→ **Exercise aim**
Please return the full listing below without altering anything.
>> Start Stored data
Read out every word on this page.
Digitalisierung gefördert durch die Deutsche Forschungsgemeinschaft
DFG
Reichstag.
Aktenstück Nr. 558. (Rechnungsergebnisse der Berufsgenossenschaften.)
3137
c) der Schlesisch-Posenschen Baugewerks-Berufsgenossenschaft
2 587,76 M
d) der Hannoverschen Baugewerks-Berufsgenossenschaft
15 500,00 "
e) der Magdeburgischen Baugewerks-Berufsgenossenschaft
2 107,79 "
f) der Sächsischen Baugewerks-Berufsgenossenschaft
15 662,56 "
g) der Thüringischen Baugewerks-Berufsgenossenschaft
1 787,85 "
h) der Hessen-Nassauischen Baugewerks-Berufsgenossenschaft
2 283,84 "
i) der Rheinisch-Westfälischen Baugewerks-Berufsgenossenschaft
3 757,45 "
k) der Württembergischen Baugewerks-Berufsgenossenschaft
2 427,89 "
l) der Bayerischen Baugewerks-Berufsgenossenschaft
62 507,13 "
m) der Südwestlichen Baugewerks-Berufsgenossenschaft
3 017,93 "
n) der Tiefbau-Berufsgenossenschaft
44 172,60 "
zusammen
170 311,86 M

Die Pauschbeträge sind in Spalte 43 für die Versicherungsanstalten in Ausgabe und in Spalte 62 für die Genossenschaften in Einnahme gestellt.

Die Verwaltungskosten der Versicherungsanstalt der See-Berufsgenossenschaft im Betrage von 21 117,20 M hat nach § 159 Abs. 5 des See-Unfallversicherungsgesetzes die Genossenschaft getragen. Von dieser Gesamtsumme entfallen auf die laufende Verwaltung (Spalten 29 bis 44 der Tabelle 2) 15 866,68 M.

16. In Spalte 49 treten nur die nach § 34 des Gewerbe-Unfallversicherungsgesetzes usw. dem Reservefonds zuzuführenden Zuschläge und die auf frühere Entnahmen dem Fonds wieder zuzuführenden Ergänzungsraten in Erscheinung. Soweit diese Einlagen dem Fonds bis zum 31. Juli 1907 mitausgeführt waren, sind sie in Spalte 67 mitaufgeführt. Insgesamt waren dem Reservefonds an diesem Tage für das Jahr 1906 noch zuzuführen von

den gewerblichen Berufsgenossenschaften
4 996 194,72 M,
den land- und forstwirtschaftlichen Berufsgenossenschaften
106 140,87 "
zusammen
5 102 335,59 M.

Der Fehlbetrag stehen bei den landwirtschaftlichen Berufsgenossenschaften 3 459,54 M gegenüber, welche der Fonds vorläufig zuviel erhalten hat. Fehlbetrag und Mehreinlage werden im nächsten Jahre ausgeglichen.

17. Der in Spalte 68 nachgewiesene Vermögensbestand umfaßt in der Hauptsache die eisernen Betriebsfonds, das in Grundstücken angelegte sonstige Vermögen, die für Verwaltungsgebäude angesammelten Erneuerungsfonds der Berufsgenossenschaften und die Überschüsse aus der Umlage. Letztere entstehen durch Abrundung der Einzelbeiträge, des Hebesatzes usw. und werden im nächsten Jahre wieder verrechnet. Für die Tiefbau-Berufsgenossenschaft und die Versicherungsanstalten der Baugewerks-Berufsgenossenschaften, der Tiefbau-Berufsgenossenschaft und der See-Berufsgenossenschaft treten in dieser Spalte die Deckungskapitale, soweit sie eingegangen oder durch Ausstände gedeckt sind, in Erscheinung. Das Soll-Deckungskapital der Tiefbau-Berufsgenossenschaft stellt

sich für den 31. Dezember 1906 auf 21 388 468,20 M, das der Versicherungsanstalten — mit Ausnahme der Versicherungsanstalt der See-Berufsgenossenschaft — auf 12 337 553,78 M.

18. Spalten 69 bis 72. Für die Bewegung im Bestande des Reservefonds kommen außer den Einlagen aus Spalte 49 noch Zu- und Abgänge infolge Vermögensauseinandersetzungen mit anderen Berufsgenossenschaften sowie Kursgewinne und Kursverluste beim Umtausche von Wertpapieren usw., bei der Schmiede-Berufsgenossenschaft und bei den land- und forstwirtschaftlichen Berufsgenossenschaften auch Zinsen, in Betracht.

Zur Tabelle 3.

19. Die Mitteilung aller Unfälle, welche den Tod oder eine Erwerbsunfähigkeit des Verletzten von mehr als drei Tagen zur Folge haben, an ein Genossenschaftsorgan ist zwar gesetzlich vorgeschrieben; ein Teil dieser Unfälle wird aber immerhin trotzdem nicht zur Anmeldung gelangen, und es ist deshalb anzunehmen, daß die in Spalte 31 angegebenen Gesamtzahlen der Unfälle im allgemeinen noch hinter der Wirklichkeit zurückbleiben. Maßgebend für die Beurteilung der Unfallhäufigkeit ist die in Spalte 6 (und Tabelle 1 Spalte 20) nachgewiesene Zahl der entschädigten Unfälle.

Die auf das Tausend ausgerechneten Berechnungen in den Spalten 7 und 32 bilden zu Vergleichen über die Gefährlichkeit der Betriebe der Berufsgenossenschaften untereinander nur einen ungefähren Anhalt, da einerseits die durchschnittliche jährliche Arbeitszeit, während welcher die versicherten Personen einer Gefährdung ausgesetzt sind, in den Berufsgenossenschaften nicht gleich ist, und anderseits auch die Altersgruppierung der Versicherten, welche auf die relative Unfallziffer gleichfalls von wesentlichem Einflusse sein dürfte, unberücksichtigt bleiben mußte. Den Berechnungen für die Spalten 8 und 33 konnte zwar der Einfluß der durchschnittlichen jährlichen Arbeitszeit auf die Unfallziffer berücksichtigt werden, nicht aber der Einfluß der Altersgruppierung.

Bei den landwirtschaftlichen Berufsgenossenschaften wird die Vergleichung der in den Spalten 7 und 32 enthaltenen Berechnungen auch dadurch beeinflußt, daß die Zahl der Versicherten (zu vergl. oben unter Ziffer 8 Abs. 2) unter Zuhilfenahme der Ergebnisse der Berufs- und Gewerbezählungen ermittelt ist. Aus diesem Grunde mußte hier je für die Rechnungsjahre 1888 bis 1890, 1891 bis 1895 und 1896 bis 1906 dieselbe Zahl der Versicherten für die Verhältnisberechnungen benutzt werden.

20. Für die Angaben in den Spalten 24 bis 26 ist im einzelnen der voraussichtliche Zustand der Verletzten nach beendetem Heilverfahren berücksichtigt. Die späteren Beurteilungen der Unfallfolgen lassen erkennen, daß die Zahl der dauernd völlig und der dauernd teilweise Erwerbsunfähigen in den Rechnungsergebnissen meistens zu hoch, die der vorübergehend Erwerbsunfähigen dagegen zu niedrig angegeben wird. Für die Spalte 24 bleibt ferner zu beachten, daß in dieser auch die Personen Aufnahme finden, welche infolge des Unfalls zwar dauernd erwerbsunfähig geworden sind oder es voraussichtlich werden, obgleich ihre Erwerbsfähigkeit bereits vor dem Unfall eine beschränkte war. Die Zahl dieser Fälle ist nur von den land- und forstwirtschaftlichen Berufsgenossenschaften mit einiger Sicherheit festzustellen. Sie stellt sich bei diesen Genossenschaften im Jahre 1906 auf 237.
>> End Stored data
→ **Result of this task**
Read out every word on this page.
Digitalisierung gefördert durch die Deutsche Forschungsgemeinschaft
DFG
Reichstag.
Aktenstück Nr. 558. (Rechnungsergebnisse der Berufsgenossenschaften.)
3137
c) der Schlesisch-Posenschen Baugewerks-Berufsgenossenschaft
2 587,76 M
d) der Hannoverschen Baugewerks-Berufsgenossenschaft
15 500,00 "
e) der Magdeburgischen Baugewerks-Berufsgenossenschaft
2 107,79 "
f) der Sächsischen Baugewerks-Berufsgenossenschaft
15 662,56 "
g) der Thüringischen Baugewerks-Berufsgenossenschaft
1 787,85 "
h) der Hessen-Nassauischen Baugewerks-Berufsgenossenschaft
2 283,84 "
i) der Rheinisch-Westfälischen Baugewerks-Berufsgenossenschaft
3 757,45 "
k) der Württembergischen Baugewerks-Berufsgenossenschaft
2 427,89 "
l) der Bayerischen Baugewerks-Berufsgenossenschaft
62 507,13 "
m) der Südwestlichen Baugewerks-Berufsgenossenschaft
3 017,93 "
n) der Tiefbau-Berufsgenossenschaft
44 172,60 "
zusammen
170 311,86 M

Die Pauschbeträge sind in Spalte 43 für die Versicherungsanstalten in Ausgabe und in Spalte 62 für die Genossenschaften in Einnahme gestellt.

Die Verwaltungskosten der Versicherungsanstalt der See-Berufsgenossenschaft im Betrage von 21 117,20 M hat nach § 159 Abs. 5 des See-Unfallversicherungsgesetzes die Genossenschaft getragen. Von dieser Gesamtsumme entfallen auf die laufende Verwaltung (Spalten 29 bis 44 der Tabelle 2) 15 866,68 M.

16. In Spalte 49 treten nur die nach § 34 des Gewerbe-Unfallversicherungsgesetzes usw. dem Reservefonds zuzuführenden Zuschläge und die auf frühere Entnahmen dem Fonds wieder zuzuführenden Ergänzungsraten in Erscheinung. Soweit diese Einlagen dem Fonds bis zum 31. Juli 1907 mitausgeführt waren, sind sie in Spalte 67 mitaufgeführt. Insgesamt waren dem Reservefonds an diesem Tage für das Jahr 1906 noch zuzuführen von

den gewerblichen Berufsgenossenschaften
4 996 194,72 M,
den land- und forstwirtschaftlichen Berufsgenossenschaften
106 140,87 "
zusammen
5 102 335,59 M.

Der Fehlbetrag stehen bei den landwirtschaftlichen Berufsgenossenschaften 3 459,54 M gegenüber, welche der Fonds vorläufig zuviel erhalten hat. Fehlbetrag und Mehreinlage werden im nächsten Jahre ausgeglichen.

17. Der in Spalte 68 nachgewiesene Vermögensbestand umfaßt in der Hauptsache die eisernen Betriebsfonds, das in Grundstücken angelegte sonstige Vermögen, die für Verwaltungsgebäude angesammelten Erneuerungsfonds der Berufsgenossenschaften und die Überschüsse aus der Umlage. Letztere entstehen durch Abrundung der Einzelbeiträge, des Hebesatzes usw. und werden im nächsten Jahre wieder verrechnet. Für die Tiefbau-Berufsgenossenschaft und die Versicherungsanstalten der Baugewerks-Berufsgenossenschaften, der Tiefbau-Berufsgenossenschaft und der See-Berufsgenossenschaft treten in dieser Spalte die Deckungskapitale, soweit sie eingegangen oder durch Ausstände gedeckt sind, in Erscheinung. Das Soll-Deckungskapital der Tiefbau-Berufsgenossenschaft stellt

sich für den 31. Dezember 1906 auf 21 388 468,20 M, das der Versicherungsanstalten — mit Ausnahme der Versicherungsanstalt der See-Berufsgenossenschaft — auf 12 337 553,78 M.

18. Spalten 69 bis 72. Für die Bewegung im Bestande des Reservefonds kommen außer den Einlagen aus Spalte 49 noch Zu- und Abgänge infolge Vermögensauseinandersetzungen mit anderen Berufsgenossenschaften sowie Kursgewinne und Kursverluste beim Umtausche von Wertpapieren usw., bei der Schmiede-Berufsgenossenschaft und bei den land- und forstwirtschaftlichen Berufsgenossenschaften auch Zinsen, in Betracht.

Zur Tabelle 3.

19. Die Mitteilung aller Unfälle, welche den Tod oder eine Erwerbsunfähigkeit des Verletzten von mehr als drei Tagen zur Folge haben, an ein Genossenschaftsorgan ist zwar gesetzlich vorgeschrieben; ein Teil dieser Unfälle wird aber immerhin trotzdem nicht zur Anmeldung gelangen, und es ist deshalb anzunehmen, daß die in Spalte 31 angegebenen Gesamtzahlen der Unfälle im allgemeinen noch hinter der Wirklichkeit zurückbleiben. Maßgebend für die Beurteilung der Unfallhäufigkeit ist die in Spalte 6 (und Tabelle 1 Spalte 20) nachgewiesene Zahl der entschädigten Unfälle.

Die auf das Tausend ausgerechneten Berechnungen in den Spalten 7 und 32 bilden zu Vergleichen über die Gefährlichkeit der Betriebe der Berufsgenossenschaften untereinander nur einen ungefähren Anhalt, da einerseits die durchschnittliche jährliche Arbeitszeit, während welcher die versicherten Personen einer Gefährdung ausgesetzt sind, in den Berufsgenossenschaften nicht gleich ist, und anderseits auch die Altersgruppierung der Versicherten, welche auf die relative Unfallziffer gleichfalls von wesentlichem Einflusse sein dürfte, unberücksichtigt bleiben mußte. Den Berechnungen für die Spalten 8 und 33 konnte zwar der Einfluß der durchschnittlichen jährlichen Arbeitszeit auf die Unfallziffer berücksichtigt werden, nicht aber der Einfluß der Altersgruppierung.

Bei den landwirtschaftlichen Berufsgenossenschaften wird die Vergleichung der in den Spalten 7 und 32 enthaltenen Berechnungen auch dadurch beeinflußt, daß die Zahl der Versicherten (zu vergl. oben unter Ziffer 8 Abs. 2) unter Zuhilfenahme der Ergebnisse der Berufs- und Gewerbezählungen ermittelt ist. Aus diesem Grunde mußte hier je für die Rechnungsjahre 1888 bis 1890, 1891 bis 1895 und 1896 bis 1906 dieselbe Zahl der Versicherten für die Verhältnisberechnungen benutzt werden.

20. Für die Angaben in den Spalten 24 bis 26 ist im einzelnen der voraussichtliche Zustand der Verletzten nach beendetem Heilverfahren berücksichtigt. Die späteren Beurteilungen der Unfallfolgen lassen erkennen, daß die Zahl der dauernd völlig und der dauernd teilweise Erwerbsunfähigen in den Rechnungsergebnissen meistens zu hoch, die der vorübergehend Erwerbsunfähigen dagegen zu niedrig angegeben wird. Für die Spalte 24 bleibt ferner zu beachten, daß in dieser auch die Personen Aufnahme finden, welche infolge des Unfalls zwar dauernd erwerbsunfähig geworden sind oder es voraussichtlich werden, obgleich ihre Erwerbsfähigkeit bereits vor dem Unfall eine beschränkte war. Die Zahl dieser Fälle ist nur von den land- und forstwirtschaftlichen Berufsgenossenschaften mit einiger Sicherheit festzustellen. Sie stellt sich bei diesen Genossenschaften im Jahre 1906 auf 237.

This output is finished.